:: Goal ::
Find every line of the listing below where "NHNN" appears, and copy it.

:: Input material ::
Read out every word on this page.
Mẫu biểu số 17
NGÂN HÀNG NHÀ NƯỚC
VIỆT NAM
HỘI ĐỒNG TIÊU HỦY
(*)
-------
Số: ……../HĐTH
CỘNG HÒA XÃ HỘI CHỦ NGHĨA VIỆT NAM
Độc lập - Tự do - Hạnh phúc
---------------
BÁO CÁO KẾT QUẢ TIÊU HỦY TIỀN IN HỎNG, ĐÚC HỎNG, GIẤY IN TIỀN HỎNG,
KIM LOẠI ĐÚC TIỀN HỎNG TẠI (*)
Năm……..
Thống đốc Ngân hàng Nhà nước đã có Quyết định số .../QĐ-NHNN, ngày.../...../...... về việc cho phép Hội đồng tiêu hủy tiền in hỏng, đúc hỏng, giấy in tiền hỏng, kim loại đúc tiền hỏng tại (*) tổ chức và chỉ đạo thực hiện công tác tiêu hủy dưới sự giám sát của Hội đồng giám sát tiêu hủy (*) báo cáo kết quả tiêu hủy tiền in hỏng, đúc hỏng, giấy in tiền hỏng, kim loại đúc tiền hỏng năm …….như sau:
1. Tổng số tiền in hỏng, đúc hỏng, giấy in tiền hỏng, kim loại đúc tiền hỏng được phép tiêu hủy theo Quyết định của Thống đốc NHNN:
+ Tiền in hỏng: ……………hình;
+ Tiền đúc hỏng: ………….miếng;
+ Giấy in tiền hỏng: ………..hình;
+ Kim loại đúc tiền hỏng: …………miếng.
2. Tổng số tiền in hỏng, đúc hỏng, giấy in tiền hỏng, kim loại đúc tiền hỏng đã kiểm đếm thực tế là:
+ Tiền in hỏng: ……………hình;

:: Correct output ::
Thống đốc Ngân hàng Nhà nước đã có Quyết định số .../QĐ-NHNN, ngày.../...../...... về việc cho phép Hội đồng tiêu hủy tiền in hỏng, đúc hỏng, giấy in tiền hỏng, kim loại đúc tiền hỏng tại (*) tổ chức và chỉ đạo thực hiện công tác tiêu hủy dưới sự giám sát của Hội đồng giám sát tiêu hủy (*) báo cáo kết quả tiêu hủy tiền in hỏng, đúc hỏng, giấy in tiền hỏng, kim loại đúc tiền hỏng năm …….như sau:
1. Tổng số tiền in hỏng, đúc hỏng, giấy in tiền hỏng, kim loại đúc tiền hỏng được phép tiêu hủy theo Quyết định của Thống đốc NHNN:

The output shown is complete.